◆ Task to complete: Copy every line that contains the string "JSON" from the entries below.

>> begin

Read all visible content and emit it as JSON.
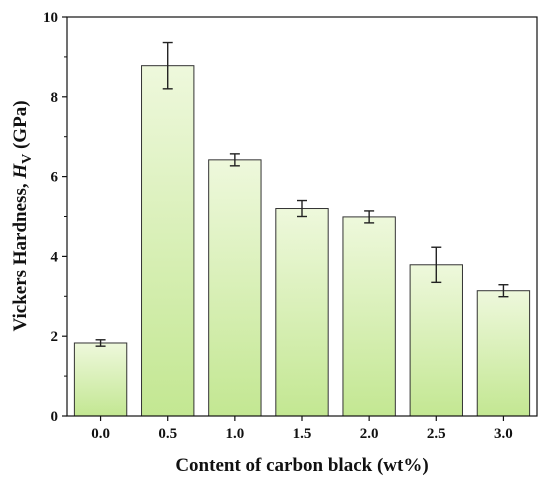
{
  "chart_data": {
    "type": "bar",
    "xlabel": "Content of carbon black (wt%)",
    "ylabel": {
      "prefix": "Vickers Hardness, ",
      "symbol": "H",
      "subscript": "V",
      "suffix": " (GPa)"
    },
    "categories": [
      "0.0",
      "0.5",
      "1.0",
      "1.5",
      "2.0",
      "2.5",
      "3.0"
    ],
    "values": [
      1.83,
      8.78,
      6.42,
      5.2,
      4.99,
      3.79,
      3.14
    ],
    "errors": [
      0.08,
      0.58,
      0.15,
      0.2,
      0.15,
      0.44,
      0.15
    ],
    "ylim": [
      0,
      10
    ],
    "yticks": [
      "0",
      "2",
      "4",
      "6",
      "8",
      "10"
    ],
    "grid": false,
    "legend": false,
    "bar_fill_top": "#eef8dc",
    "bar_fill_bottom": "#c3e792",
    "bar_stroke": "#333333",
    "errorbar_color": "#222222"
  }
}
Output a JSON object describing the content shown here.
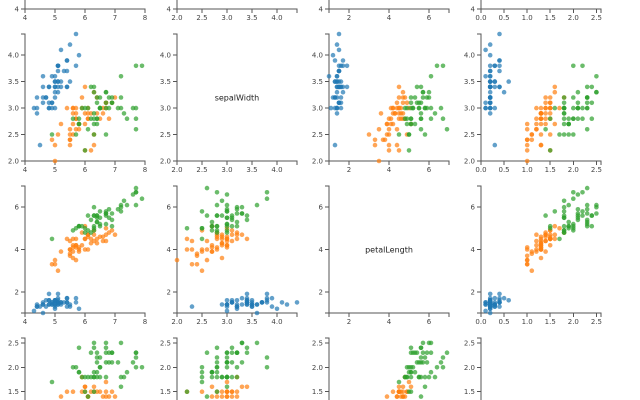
{
  "chart_data": {
    "type": "scatter",
    "title": "",
    "layout": "scatterplot-matrix",
    "grid": false,
    "legend": "none",
    "diagonal_labels": [
      "",
      "sepalWidth",
      "petalLength",
      ""
    ],
    "dimensions": [
      {
        "domain": [
          4,
          8
        ],
        "ticks": [
          4,
          5,
          6,
          7,
          8
        ],
        "tick_labels": [
          "4",
          "5",
          "6",
          "7",
          "8"
        ]
      },
      {
        "domain": [
          2.0,
          4.4
        ],
        "ticks": [
          2.0,
          2.5,
          3.0,
          3.5,
          4.0
        ],
        "tick_labels": [
          "2.0",
          "2.5",
          "3.0",
          "3.5",
          "4.0"
        ]
      },
      {
        "domain": [
          1,
          7
        ],
        "ticks": [
          2,
          4,
          6
        ],
        "tick_labels": [
          "2",
          "4",
          "6"
        ]
      },
      {
        "domain": [
          0,
          2.6
        ],
        "ticks": [
          0.0,
          0.5,
          1.0,
          1.5,
          2.0,
          2.5
        ],
        "tick_labels": [
          "0.0",
          "0.5",
          "1.0",
          "1.5",
          "2.0",
          "2.5"
        ]
      }
    ],
    "series": [
      {
        "color": "#1f77b4",
        "points": [
          [
            5.1,
            3.5,
            1.4,
            0.2
          ],
          [
            4.9,
            3.0,
            1.4,
            0.2
          ],
          [
            4.7,
            3.2,
            1.3,
            0.2
          ],
          [
            4.6,
            3.1,
            1.5,
            0.2
          ],
          [
            5.0,
            3.6,
            1.4,
            0.2
          ],
          [
            5.4,
            3.9,
            1.7,
            0.4
          ],
          [
            4.6,
            3.4,
            1.4,
            0.3
          ],
          [
            5.0,
            3.4,
            1.5,
            0.2
          ],
          [
            4.4,
            2.9,
            1.4,
            0.2
          ],
          [
            4.9,
            3.1,
            1.5,
            0.1
          ],
          [
            5.4,
            3.7,
            1.5,
            0.2
          ],
          [
            4.8,
            3.4,
            1.6,
            0.2
          ],
          [
            4.8,
            3.0,
            1.4,
            0.1
          ],
          [
            4.3,
            3.0,
            1.1,
            0.1
          ],
          [
            5.8,
            4.0,
            1.2,
            0.2
          ],
          [
            5.7,
            4.4,
            1.5,
            0.4
          ],
          [
            5.4,
            3.9,
            1.3,
            0.4
          ],
          [
            5.1,
            3.5,
            1.4,
            0.3
          ],
          [
            5.7,
            3.8,
            1.7,
            0.3
          ],
          [
            5.1,
            3.8,
            1.5,
            0.3
          ],
          [
            5.4,
            3.4,
            1.7,
            0.2
          ],
          [
            5.1,
            3.7,
            1.5,
            0.4
          ],
          [
            4.6,
            3.6,
            1.0,
            0.2
          ],
          [
            5.1,
            3.3,
            1.7,
            0.5
          ],
          [
            4.8,
            3.4,
            1.9,
            0.2
          ],
          [
            5.0,
            3.0,
            1.6,
            0.2
          ],
          [
            5.0,
            3.4,
            1.6,
            0.4
          ],
          [
            5.2,
            3.5,
            1.5,
            0.2
          ],
          [
            5.2,
            3.4,
            1.4,
            0.2
          ],
          [
            4.7,
            3.2,
            1.6,
            0.2
          ],
          [
            4.8,
            3.1,
            1.6,
            0.2
          ],
          [
            5.4,
            3.4,
            1.5,
            0.4
          ],
          [
            5.2,
            4.1,
            1.5,
            0.1
          ],
          [
            5.5,
            4.2,
            1.4,
            0.2
          ],
          [
            4.9,
            3.1,
            1.5,
            0.2
          ],
          [
            5.0,
            3.2,
            1.2,
            0.2
          ],
          [
            5.5,
            3.5,
            1.3,
            0.2
          ],
          [
            4.9,
            3.6,
            1.4,
            0.1
          ],
          [
            4.4,
            3.0,
            1.3,
            0.2
          ],
          [
            5.1,
            3.4,
            1.5,
            0.2
          ],
          [
            5.0,
            3.5,
            1.3,
            0.3
          ],
          [
            4.5,
            2.3,
            1.3,
            0.3
          ],
          [
            4.4,
            3.2,
            1.3,
            0.2
          ],
          [
            5.0,
            3.5,
            1.6,
            0.6
          ],
          [
            5.1,
            3.8,
            1.9,
            0.4
          ],
          [
            4.8,
            3.0,
            1.4,
            0.3
          ],
          [
            5.1,
            3.8,
            1.6,
            0.2
          ],
          [
            4.6,
            3.2,
            1.4,
            0.2
          ],
          [
            5.3,
            3.7,
            1.5,
            0.2
          ],
          [
            5.0,
            3.3,
            1.4,
            0.2
          ]
        ]
      },
      {
        "color": "#ff7f0e",
        "points": [
          [
            7.0,
            3.2,
            4.7,
            1.4
          ],
          [
            6.4,
            3.2,
            4.5,
            1.5
          ],
          [
            6.9,
            3.1,
            4.9,
            1.5
          ],
          [
            5.5,
            2.3,
            4.0,
            1.3
          ],
          [
            6.5,
            2.8,
            4.6,
            1.5
          ],
          [
            5.7,
            2.8,
            4.5,
            1.3
          ],
          [
            6.3,
            3.3,
            4.7,
            1.6
          ],
          [
            4.9,
            2.4,
            3.3,
            1.0
          ],
          [
            6.6,
            2.9,
            4.6,
            1.3
          ],
          [
            5.2,
            2.7,
            3.9,
            1.4
          ],
          [
            5.0,
            2.0,
            3.5,
            1.0
          ],
          [
            5.9,
            3.0,
            4.2,
            1.5
          ],
          [
            6.0,
            2.2,
            4.0,
            1.0
          ],
          [
            6.1,
            2.9,
            4.7,
            1.4
          ],
          [
            5.6,
            2.9,
            3.6,
            1.3
          ],
          [
            6.7,
            3.1,
            4.4,
            1.4
          ],
          [
            5.6,
            3.0,
            4.5,
            1.5
          ],
          [
            5.8,
            2.7,
            4.1,
            1.0
          ],
          [
            6.2,
            2.2,
            4.5,
            1.5
          ],
          [
            5.6,
            2.5,
            3.9,
            1.1
          ],
          [
            5.9,
            3.2,
            4.8,
            1.8
          ],
          [
            6.1,
            2.8,
            4.0,
            1.3
          ],
          [
            6.3,
            2.5,
            4.9,
            1.5
          ],
          [
            6.1,
            2.8,
            4.7,
            1.2
          ],
          [
            6.4,
            2.9,
            4.3,
            1.3
          ],
          [
            6.6,
            3.0,
            4.4,
            1.4
          ],
          [
            6.8,
            2.8,
            4.8,
            1.4
          ],
          [
            6.7,
            3.0,
            5.0,
            1.7
          ],
          [
            6.0,
            2.9,
            4.5,
            1.5
          ],
          [
            5.7,
            2.6,
            3.5,
            1.0
          ],
          [
            5.5,
            2.4,
            3.8,
            1.1
          ],
          [
            5.5,
            2.4,
            3.7,
            1.0
          ],
          [
            5.8,
            2.7,
            3.9,
            1.2
          ],
          [
            6.0,
            2.7,
            5.1,
            1.6
          ],
          [
            5.4,
            3.0,
            4.5,
            1.5
          ],
          [
            6.0,
            3.4,
            4.5,
            1.6
          ],
          [
            6.7,
            3.1,
            4.7,
            1.5
          ],
          [
            6.3,
            2.3,
            4.4,
            1.3
          ],
          [
            5.6,
            3.0,
            4.1,
            1.3
          ],
          [
            5.5,
            2.5,
            4.0,
            1.3
          ],
          [
            5.5,
            2.6,
            4.4,
            1.2
          ],
          [
            6.1,
            3.0,
            4.6,
            1.4
          ],
          [
            5.8,
            2.6,
            4.0,
            1.2
          ],
          [
            5.0,
            2.3,
            3.3,
            1.0
          ],
          [
            5.6,
            2.7,
            4.2,
            1.3
          ],
          [
            5.7,
            3.0,
            4.2,
            1.2
          ],
          [
            5.7,
            2.9,
            4.2,
            1.3
          ],
          [
            6.2,
            2.9,
            4.3,
            1.3
          ],
          [
            5.1,
            2.5,
            3.0,
            1.1
          ],
          [
            5.7,
            2.8,
            4.1,
            1.3
          ]
        ]
      },
      {
        "color": "#2ca02c",
        "points": [
          [
            6.3,
            3.3,
            6.0,
            2.5
          ],
          [
            5.8,
            2.7,
            5.1,
            1.9
          ],
          [
            7.1,
            3.0,
            5.9,
            2.1
          ],
          [
            6.3,
            2.9,
            5.6,
            1.8
          ],
          [
            6.5,
            3.0,
            5.8,
            2.2
          ],
          [
            7.6,
            3.0,
            6.6,
            2.1
          ],
          [
            4.9,
            2.5,
            4.5,
            1.7
          ],
          [
            7.3,
            2.9,
            6.3,
            1.8
          ],
          [
            6.7,
            2.5,
            5.8,
            1.8
          ],
          [
            7.2,
            3.6,
            6.1,
            2.5
          ],
          [
            6.5,
            3.2,
            5.1,
            2.0
          ],
          [
            6.4,
            2.7,
            5.3,
            1.9
          ],
          [
            6.8,
            3.0,
            5.5,
            2.1
          ],
          [
            5.7,
            2.5,
            5.0,
            2.0
          ],
          [
            5.8,
            2.8,
            5.1,
            2.4
          ],
          [
            6.4,
            3.2,
            5.3,
            2.3
          ],
          [
            6.5,
            3.0,
            5.5,
            1.8
          ],
          [
            7.7,
            3.8,
            6.7,
            2.2
          ],
          [
            7.7,
            2.6,
            6.9,
            2.3
          ],
          [
            6.0,
            2.2,
            5.0,
            1.5
          ],
          [
            6.9,
            3.2,
            5.7,
            2.3
          ],
          [
            5.6,
            2.8,
            4.9,
            2.0
          ],
          [
            7.7,
            2.8,
            6.7,
            2.0
          ],
          [
            6.3,
            2.7,
            4.9,
            1.8
          ],
          [
            6.7,
            3.3,
            5.7,
            2.1
          ],
          [
            7.2,
            3.2,
            6.0,
            1.8
          ],
          [
            6.2,
            2.8,
            4.8,
            1.8
          ],
          [
            6.1,
            3.0,
            4.9,
            1.8
          ],
          [
            6.4,
            2.8,
            5.6,
            2.1
          ],
          [
            7.2,
            3.0,
            5.8,
            1.6
          ],
          [
            7.4,
            2.8,
            6.1,
            1.9
          ],
          [
            7.9,
            3.8,
            6.4,
            2.0
          ],
          [
            6.4,
            2.8,
            5.6,
            2.2
          ],
          [
            6.3,
            2.8,
            5.1,
            1.5
          ],
          [
            6.1,
            2.6,
            5.6,
            1.4
          ],
          [
            7.7,
            3.0,
            6.1,
            2.3
          ],
          [
            6.3,
            3.4,
            5.6,
            2.4
          ],
          [
            6.4,
            3.1,
            5.5,
            1.8
          ],
          [
            6.0,
            3.0,
            4.8,
            1.8
          ],
          [
            6.9,
            3.1,
            5.4,
            2.1
          ],
          [
            6.7,
            3.1,
            5.6,
            2.4
          ],
          [
            6.9,
            3.1,
            5.1,
            2.3
          ],
          [
            5.8,
            2.7,
            5.1,
            1.9
          ],
          [
            6.8,
            3.2,
            5.9,
            2.3
          ],
          [
            6.7,
            3.3,
            5.7,
            2.5
          ],
          [
            6.7,
            3.0,
            5.2,
            2.3
          ],
          [
            6.3,
            2.5,
            5.0,
            1.9
          ],
          [
            6.5,
            3.0,
            5.2,
            2.0
          ],
          [
            6.2,
            3.4,
            5.4,
            2.3
          ],
          [
            5.9,
            3.0,
            5.1,
            1.8
          ]
        ]
      }
    ]
  }
}
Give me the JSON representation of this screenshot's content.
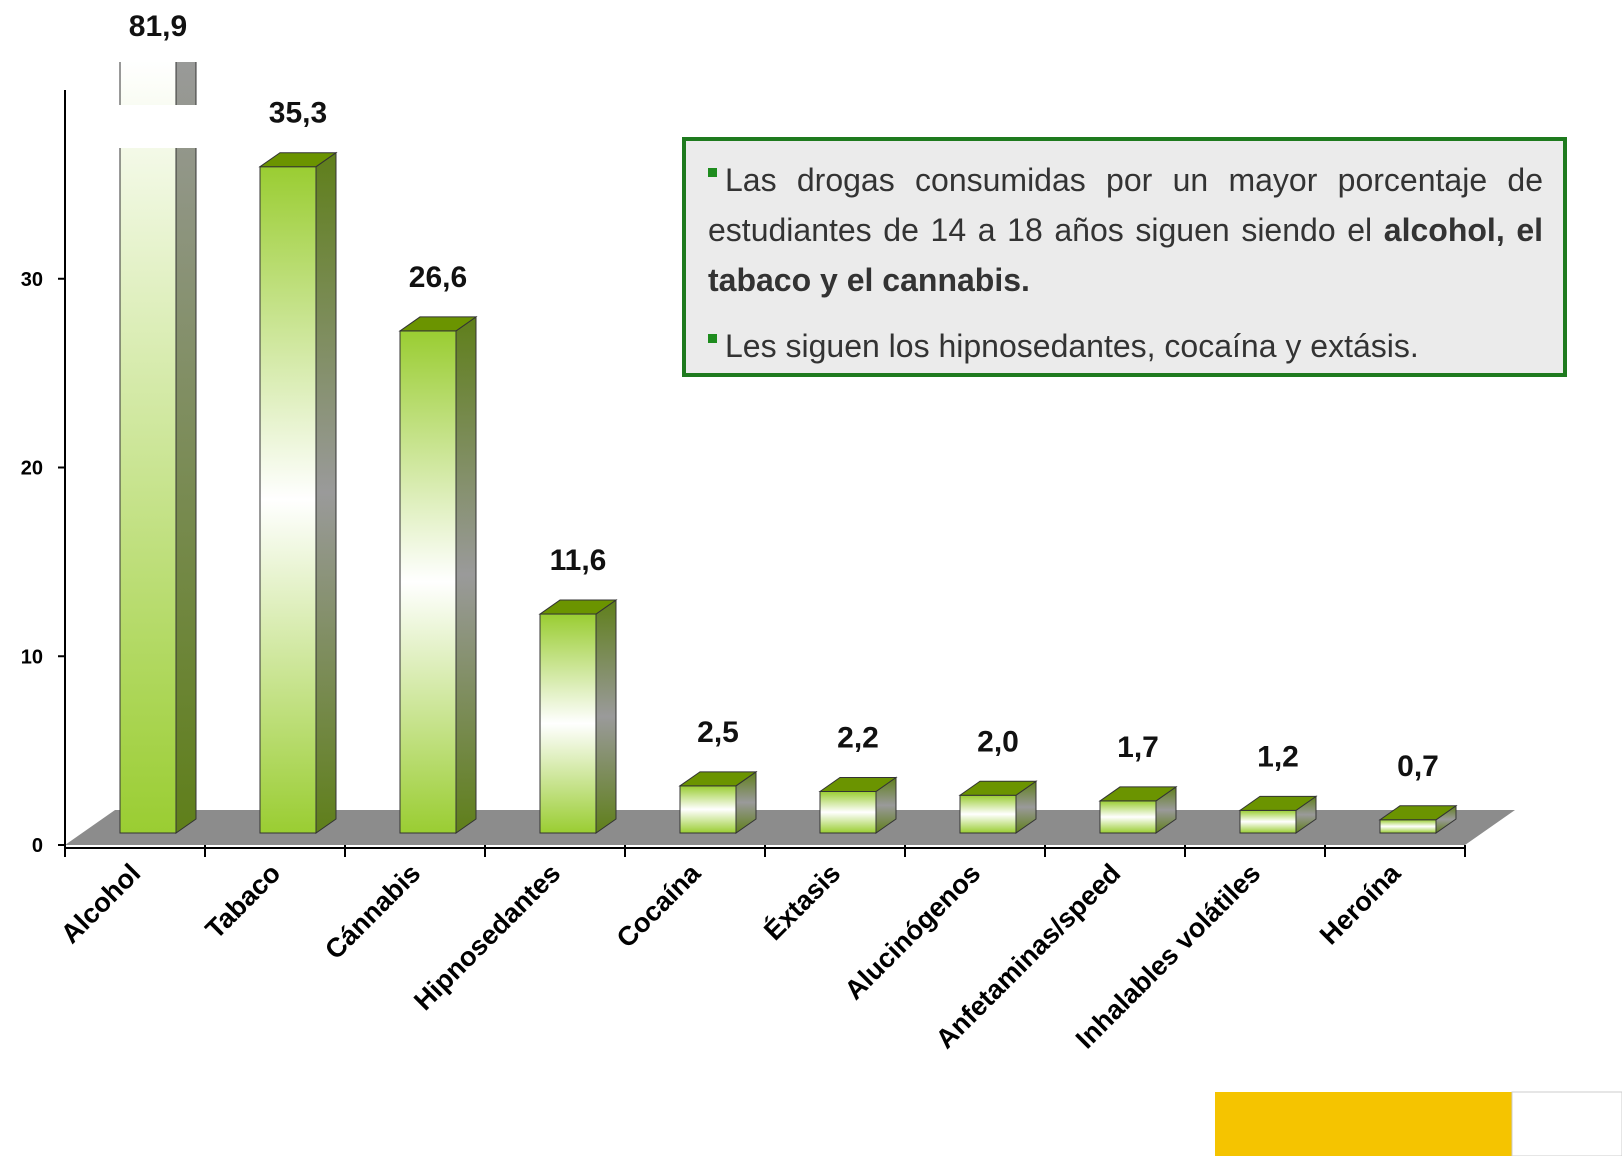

>> end

◆ Result of this exercise:
Read all visible content and emit it as JSON.
Output a JSON object describing the content shown here.
Give me the JSON representation of this screenshot's content.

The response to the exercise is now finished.